(Dataset rows)
--
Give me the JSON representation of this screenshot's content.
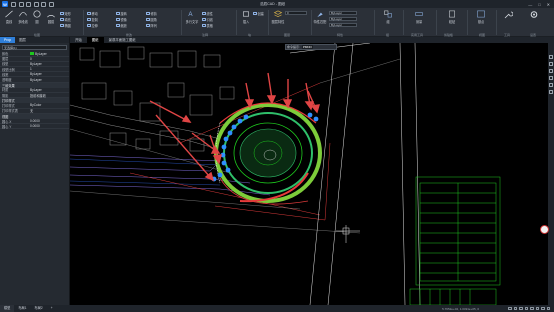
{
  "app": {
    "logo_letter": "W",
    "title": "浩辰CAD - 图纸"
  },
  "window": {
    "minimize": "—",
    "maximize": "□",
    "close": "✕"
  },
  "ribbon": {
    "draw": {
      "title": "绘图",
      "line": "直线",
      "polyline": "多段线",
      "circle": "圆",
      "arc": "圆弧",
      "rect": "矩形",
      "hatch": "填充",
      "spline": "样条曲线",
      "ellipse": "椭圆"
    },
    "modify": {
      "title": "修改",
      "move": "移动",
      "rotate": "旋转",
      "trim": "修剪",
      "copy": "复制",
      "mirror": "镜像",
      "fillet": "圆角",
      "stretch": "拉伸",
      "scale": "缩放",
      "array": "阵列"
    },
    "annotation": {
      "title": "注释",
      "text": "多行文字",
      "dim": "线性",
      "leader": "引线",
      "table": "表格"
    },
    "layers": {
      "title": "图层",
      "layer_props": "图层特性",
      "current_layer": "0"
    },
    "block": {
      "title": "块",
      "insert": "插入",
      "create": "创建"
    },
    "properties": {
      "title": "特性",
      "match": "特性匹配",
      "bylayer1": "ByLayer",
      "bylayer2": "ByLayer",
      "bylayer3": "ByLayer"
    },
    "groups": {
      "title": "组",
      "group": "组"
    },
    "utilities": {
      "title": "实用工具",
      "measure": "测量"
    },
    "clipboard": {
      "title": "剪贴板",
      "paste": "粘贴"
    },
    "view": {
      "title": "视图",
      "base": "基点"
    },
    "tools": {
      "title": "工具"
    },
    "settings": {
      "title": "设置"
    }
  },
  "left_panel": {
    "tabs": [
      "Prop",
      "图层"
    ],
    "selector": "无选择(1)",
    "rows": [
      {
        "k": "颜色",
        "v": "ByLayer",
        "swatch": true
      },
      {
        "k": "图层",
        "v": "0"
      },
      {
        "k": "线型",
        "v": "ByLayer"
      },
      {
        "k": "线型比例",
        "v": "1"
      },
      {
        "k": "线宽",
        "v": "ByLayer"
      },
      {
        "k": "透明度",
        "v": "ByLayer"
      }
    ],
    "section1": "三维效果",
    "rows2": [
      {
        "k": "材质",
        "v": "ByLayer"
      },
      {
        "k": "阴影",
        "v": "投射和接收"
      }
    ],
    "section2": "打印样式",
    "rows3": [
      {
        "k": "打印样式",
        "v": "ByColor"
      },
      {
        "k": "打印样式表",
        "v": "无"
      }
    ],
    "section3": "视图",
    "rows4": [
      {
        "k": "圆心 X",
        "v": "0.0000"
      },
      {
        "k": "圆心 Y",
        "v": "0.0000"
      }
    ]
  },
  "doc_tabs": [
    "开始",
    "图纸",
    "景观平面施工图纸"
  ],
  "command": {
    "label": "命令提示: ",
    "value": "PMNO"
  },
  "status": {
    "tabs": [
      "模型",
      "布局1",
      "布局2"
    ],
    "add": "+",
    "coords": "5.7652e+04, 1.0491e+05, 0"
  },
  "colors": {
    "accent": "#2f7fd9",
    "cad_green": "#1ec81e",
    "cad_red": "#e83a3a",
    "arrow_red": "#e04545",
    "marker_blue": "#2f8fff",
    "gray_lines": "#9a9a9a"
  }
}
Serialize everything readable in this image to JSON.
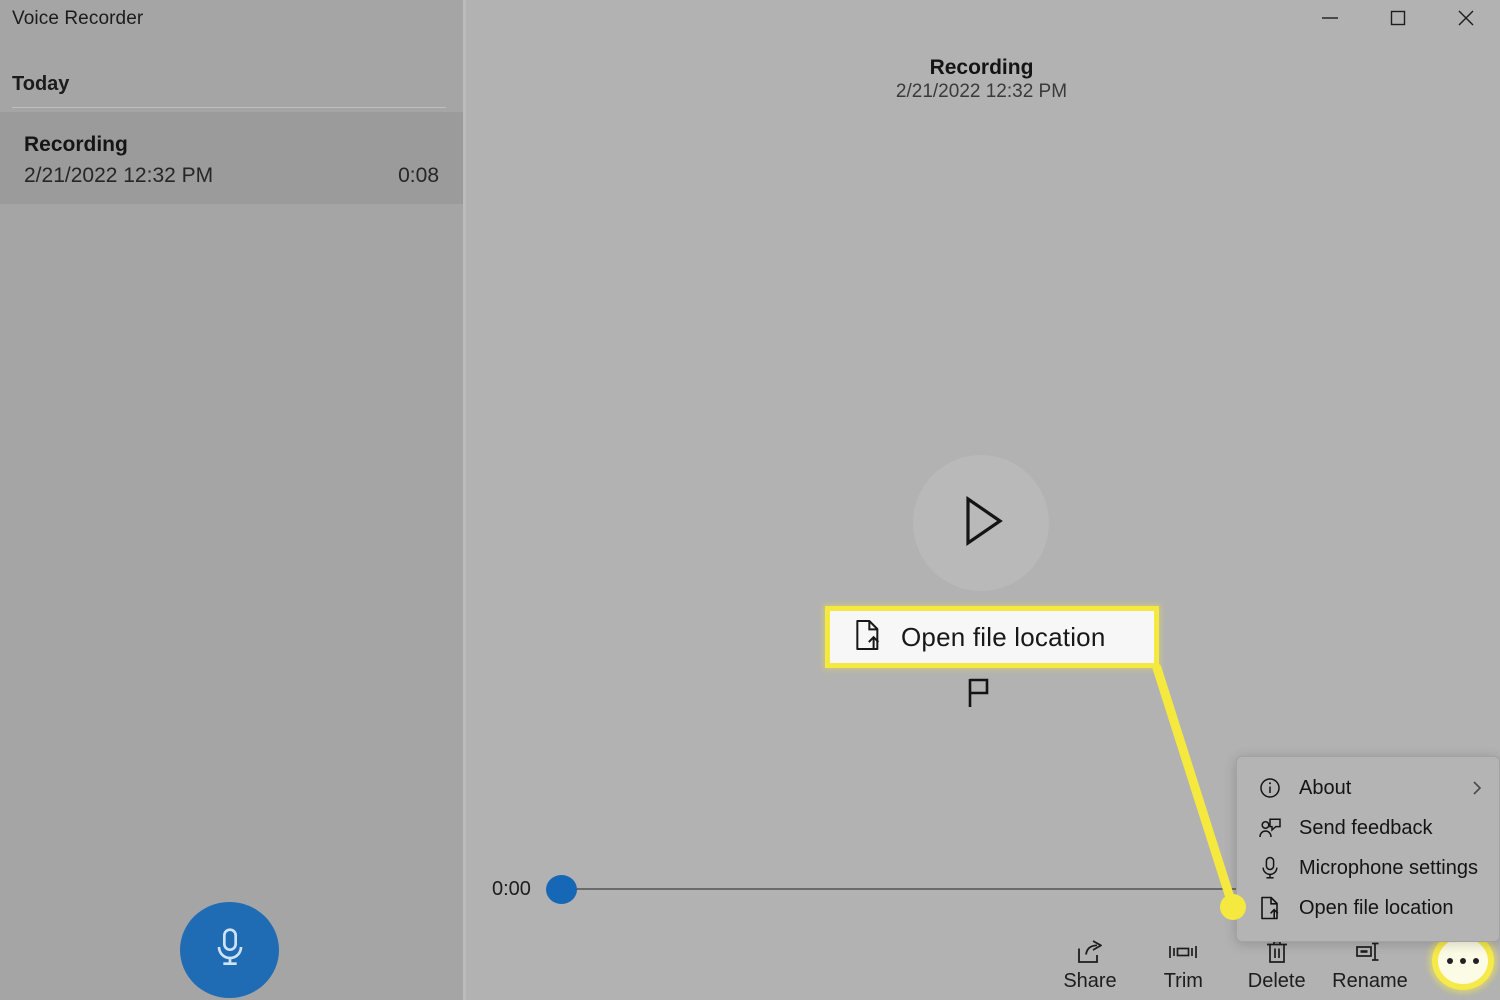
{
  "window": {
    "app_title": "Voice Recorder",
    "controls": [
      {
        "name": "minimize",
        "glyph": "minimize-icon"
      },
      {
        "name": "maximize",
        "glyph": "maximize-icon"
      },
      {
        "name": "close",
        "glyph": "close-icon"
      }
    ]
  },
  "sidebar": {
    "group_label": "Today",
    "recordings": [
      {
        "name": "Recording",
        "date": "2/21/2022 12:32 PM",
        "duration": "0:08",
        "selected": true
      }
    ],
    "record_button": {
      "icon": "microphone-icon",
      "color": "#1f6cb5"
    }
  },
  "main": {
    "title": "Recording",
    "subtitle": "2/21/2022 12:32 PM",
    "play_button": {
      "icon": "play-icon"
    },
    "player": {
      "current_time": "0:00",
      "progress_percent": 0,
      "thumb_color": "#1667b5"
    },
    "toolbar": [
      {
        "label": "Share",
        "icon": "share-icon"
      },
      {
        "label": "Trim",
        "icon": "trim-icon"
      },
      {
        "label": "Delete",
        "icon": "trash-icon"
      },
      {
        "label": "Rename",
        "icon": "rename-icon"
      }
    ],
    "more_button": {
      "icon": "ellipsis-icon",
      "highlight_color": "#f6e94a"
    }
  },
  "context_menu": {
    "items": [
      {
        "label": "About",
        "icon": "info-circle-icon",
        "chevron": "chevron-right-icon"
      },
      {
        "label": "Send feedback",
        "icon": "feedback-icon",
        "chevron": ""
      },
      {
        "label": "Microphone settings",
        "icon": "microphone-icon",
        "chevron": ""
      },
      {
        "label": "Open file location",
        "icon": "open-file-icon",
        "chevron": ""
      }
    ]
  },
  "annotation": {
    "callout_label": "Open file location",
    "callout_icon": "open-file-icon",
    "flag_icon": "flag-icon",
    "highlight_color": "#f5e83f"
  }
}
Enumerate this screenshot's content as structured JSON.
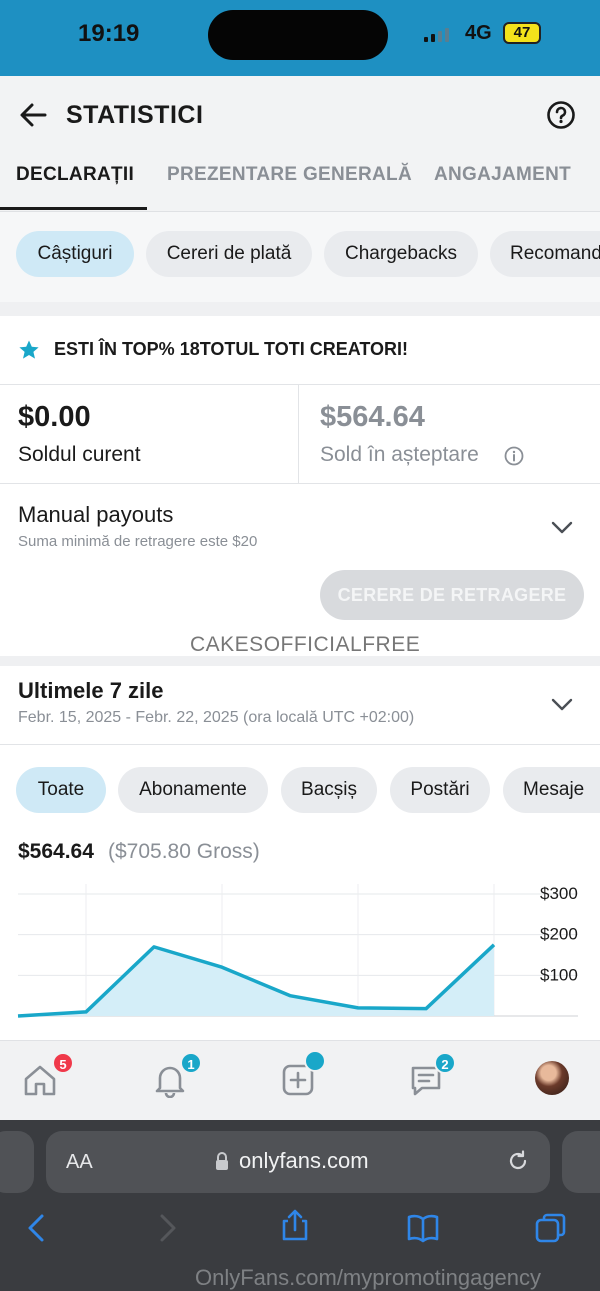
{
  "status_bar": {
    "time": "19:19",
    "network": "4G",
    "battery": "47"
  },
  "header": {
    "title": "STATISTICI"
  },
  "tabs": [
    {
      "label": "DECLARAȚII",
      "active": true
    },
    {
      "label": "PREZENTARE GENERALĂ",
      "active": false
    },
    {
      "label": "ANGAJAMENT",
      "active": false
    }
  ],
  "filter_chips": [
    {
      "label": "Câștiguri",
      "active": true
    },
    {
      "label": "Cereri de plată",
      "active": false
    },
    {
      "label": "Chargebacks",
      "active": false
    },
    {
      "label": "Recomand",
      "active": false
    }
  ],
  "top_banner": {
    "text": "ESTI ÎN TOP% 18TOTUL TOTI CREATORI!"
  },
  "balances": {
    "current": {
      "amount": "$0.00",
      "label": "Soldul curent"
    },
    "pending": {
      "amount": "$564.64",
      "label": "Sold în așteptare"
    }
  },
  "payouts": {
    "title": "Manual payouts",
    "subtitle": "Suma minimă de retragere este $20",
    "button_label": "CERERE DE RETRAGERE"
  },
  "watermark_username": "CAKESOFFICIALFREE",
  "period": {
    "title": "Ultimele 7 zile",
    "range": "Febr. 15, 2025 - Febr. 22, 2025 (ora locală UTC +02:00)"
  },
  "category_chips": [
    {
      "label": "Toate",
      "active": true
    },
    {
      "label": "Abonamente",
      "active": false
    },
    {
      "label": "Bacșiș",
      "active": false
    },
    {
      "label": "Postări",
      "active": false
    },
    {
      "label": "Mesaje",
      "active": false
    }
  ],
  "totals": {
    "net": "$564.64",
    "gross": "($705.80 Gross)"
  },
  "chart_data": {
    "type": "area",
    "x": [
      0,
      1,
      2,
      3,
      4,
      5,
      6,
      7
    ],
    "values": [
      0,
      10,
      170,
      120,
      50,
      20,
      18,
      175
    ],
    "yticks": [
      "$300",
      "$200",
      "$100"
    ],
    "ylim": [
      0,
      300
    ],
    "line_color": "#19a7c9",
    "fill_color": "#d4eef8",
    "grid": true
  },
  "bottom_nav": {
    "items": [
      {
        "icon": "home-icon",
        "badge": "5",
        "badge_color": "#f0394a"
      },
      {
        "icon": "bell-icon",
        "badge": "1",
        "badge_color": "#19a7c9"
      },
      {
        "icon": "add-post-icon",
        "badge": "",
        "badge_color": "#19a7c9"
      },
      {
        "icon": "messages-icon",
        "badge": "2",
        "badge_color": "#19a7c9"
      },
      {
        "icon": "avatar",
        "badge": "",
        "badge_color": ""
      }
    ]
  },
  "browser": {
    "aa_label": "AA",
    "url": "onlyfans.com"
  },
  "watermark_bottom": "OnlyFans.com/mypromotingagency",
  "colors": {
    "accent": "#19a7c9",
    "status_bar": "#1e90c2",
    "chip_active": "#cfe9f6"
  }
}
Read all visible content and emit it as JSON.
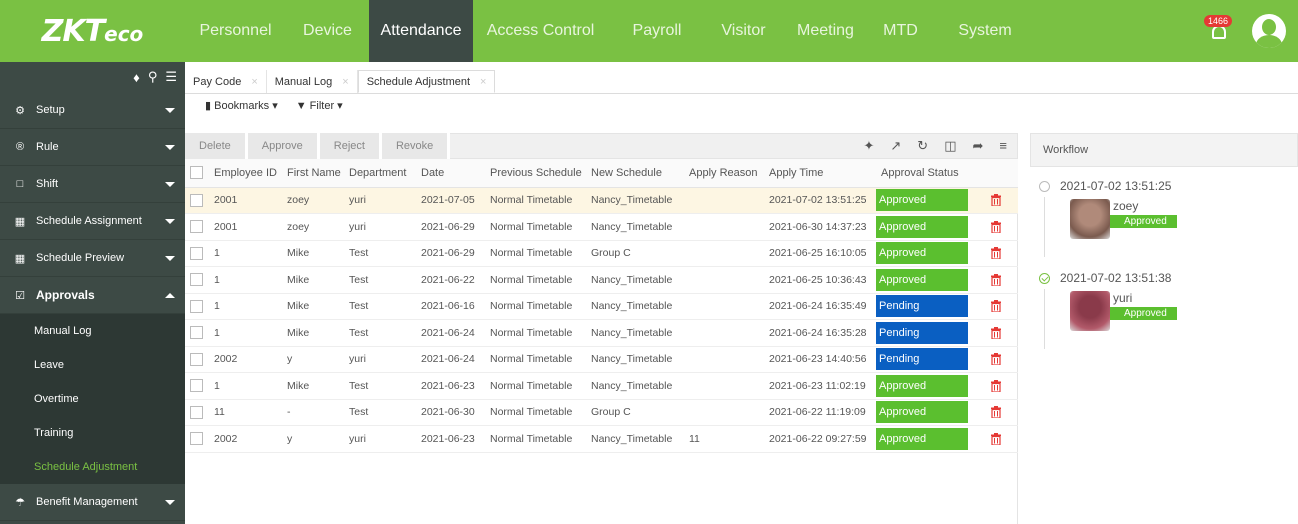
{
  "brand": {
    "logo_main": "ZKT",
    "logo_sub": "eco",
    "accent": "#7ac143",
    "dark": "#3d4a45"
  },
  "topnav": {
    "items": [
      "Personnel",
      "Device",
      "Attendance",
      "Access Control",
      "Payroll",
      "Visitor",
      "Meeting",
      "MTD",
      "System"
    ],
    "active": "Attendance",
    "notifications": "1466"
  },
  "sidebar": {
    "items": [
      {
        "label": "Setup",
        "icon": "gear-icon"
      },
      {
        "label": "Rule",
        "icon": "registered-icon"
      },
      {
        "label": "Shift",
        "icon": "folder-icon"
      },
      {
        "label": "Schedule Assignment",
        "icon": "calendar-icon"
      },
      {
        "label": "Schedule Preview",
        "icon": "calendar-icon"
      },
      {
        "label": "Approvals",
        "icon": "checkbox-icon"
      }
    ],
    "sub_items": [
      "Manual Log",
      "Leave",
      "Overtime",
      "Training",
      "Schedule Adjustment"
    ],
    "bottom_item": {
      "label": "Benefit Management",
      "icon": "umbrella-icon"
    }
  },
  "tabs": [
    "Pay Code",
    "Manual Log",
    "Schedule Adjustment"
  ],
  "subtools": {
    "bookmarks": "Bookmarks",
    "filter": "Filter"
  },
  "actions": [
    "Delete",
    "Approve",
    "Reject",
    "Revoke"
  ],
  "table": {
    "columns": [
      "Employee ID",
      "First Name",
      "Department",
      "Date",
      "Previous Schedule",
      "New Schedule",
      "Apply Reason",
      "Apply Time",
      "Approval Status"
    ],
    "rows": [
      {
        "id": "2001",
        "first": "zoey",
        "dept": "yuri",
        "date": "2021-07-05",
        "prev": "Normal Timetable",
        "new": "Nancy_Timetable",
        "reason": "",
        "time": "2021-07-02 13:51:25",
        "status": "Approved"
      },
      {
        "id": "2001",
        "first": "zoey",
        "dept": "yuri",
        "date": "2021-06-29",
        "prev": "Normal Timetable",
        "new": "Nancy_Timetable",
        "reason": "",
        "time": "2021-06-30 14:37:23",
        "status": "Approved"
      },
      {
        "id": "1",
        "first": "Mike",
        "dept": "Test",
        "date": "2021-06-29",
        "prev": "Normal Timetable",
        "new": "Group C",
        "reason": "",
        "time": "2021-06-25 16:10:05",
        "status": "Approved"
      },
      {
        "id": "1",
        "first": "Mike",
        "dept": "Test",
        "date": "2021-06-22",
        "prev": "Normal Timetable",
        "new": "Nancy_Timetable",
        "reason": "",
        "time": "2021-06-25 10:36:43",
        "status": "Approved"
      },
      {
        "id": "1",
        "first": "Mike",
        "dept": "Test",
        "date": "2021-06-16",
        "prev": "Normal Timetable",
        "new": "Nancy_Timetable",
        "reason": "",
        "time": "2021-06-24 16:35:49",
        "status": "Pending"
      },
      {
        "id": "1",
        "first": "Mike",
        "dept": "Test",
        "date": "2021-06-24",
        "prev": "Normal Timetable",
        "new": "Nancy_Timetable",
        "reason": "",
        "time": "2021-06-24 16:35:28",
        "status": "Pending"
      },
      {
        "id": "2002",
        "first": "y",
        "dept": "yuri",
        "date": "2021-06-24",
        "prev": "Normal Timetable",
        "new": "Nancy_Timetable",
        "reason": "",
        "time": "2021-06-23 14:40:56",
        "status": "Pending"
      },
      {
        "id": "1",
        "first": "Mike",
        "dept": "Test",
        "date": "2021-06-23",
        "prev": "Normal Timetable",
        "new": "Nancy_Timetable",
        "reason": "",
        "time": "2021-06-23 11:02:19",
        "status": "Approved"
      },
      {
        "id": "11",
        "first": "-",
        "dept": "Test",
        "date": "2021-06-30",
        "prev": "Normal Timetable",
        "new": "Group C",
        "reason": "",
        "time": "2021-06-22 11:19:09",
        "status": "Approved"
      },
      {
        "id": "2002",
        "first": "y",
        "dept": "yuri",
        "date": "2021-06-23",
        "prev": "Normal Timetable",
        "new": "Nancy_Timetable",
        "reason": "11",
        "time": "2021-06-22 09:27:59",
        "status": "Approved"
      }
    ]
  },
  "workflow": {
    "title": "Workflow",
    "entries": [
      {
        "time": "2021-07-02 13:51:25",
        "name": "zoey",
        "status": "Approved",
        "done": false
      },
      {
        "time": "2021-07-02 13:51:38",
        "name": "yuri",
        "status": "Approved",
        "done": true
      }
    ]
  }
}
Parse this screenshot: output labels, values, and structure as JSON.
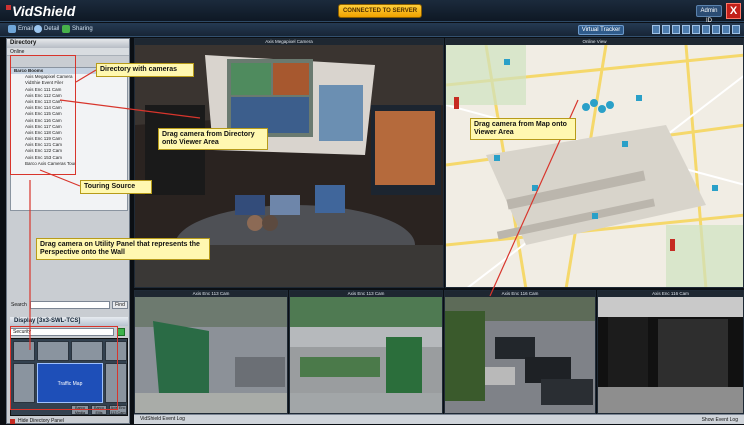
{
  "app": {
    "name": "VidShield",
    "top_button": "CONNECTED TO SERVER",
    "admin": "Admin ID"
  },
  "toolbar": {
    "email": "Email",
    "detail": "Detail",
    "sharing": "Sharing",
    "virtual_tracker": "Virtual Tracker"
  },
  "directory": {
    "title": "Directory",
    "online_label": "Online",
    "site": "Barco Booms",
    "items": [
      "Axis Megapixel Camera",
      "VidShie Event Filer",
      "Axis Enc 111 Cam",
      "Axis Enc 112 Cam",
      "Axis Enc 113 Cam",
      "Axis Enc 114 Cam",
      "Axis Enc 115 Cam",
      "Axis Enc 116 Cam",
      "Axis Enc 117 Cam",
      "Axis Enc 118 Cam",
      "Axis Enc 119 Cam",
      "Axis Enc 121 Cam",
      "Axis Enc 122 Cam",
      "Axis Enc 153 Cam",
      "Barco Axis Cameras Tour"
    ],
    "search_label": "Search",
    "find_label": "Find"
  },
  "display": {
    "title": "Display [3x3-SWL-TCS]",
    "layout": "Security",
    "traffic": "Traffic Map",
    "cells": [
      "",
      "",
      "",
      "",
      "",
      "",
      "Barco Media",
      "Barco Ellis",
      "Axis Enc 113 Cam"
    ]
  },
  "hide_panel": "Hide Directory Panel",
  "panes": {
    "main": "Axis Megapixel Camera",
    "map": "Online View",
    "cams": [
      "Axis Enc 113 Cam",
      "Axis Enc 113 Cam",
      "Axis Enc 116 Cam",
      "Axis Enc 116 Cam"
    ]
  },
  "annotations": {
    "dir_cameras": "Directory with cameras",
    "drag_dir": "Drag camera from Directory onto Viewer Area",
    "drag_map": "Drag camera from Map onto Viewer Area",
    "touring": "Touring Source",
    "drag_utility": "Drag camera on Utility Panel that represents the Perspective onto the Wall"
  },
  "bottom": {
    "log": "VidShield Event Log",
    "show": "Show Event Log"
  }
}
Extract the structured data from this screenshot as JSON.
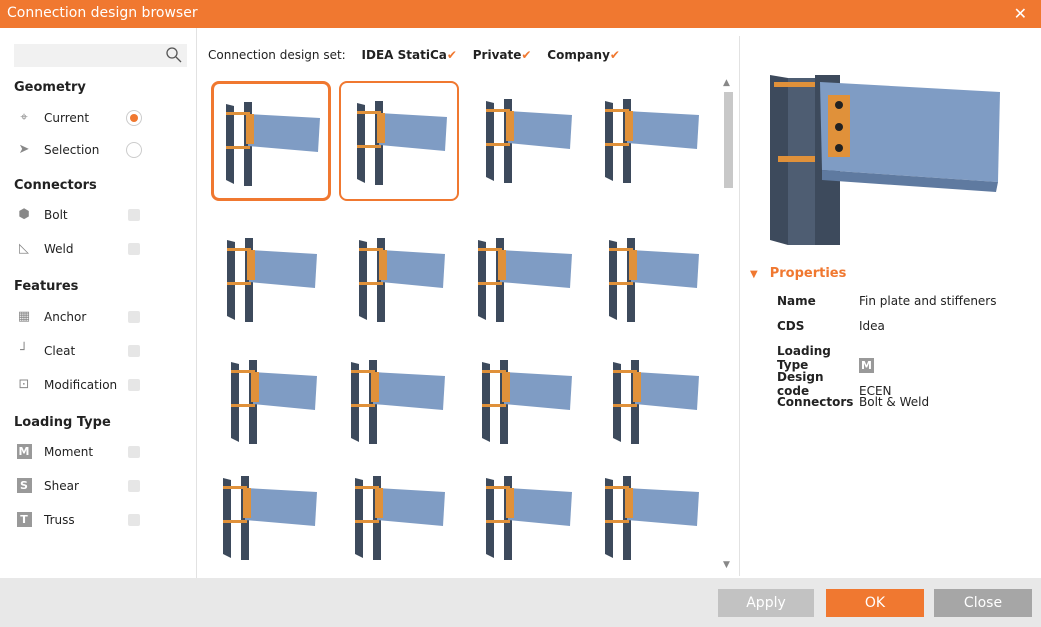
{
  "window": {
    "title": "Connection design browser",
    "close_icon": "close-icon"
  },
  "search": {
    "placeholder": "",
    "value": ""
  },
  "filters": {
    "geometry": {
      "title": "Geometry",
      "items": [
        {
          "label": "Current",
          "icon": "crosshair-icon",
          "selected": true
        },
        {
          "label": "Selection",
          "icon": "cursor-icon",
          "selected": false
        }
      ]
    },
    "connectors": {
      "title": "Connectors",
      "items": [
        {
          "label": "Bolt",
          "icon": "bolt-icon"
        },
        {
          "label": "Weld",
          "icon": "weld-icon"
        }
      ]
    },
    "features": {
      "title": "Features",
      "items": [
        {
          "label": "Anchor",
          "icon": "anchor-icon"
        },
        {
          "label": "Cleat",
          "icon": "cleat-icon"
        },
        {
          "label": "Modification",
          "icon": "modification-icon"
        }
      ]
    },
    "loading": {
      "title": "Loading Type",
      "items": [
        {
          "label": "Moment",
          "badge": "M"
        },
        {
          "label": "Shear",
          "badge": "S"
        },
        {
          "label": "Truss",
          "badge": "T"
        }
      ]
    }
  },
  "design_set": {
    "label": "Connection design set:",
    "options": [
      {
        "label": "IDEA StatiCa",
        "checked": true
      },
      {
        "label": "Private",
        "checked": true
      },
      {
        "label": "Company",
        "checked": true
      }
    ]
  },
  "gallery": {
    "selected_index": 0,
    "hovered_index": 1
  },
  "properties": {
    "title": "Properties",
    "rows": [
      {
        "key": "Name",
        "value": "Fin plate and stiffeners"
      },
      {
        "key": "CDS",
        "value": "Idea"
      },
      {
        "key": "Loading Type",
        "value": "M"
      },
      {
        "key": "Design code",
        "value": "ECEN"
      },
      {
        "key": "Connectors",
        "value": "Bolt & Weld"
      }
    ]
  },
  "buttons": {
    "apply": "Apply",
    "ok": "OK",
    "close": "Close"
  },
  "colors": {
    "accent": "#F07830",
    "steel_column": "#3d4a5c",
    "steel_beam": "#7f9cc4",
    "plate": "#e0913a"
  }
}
--
## Aim:
Filter the records, keeping only lines that contain "Connection", and show those lines.

## Completed exercise:
    "title": "Connection design browser",
    "label": "Connection design set:",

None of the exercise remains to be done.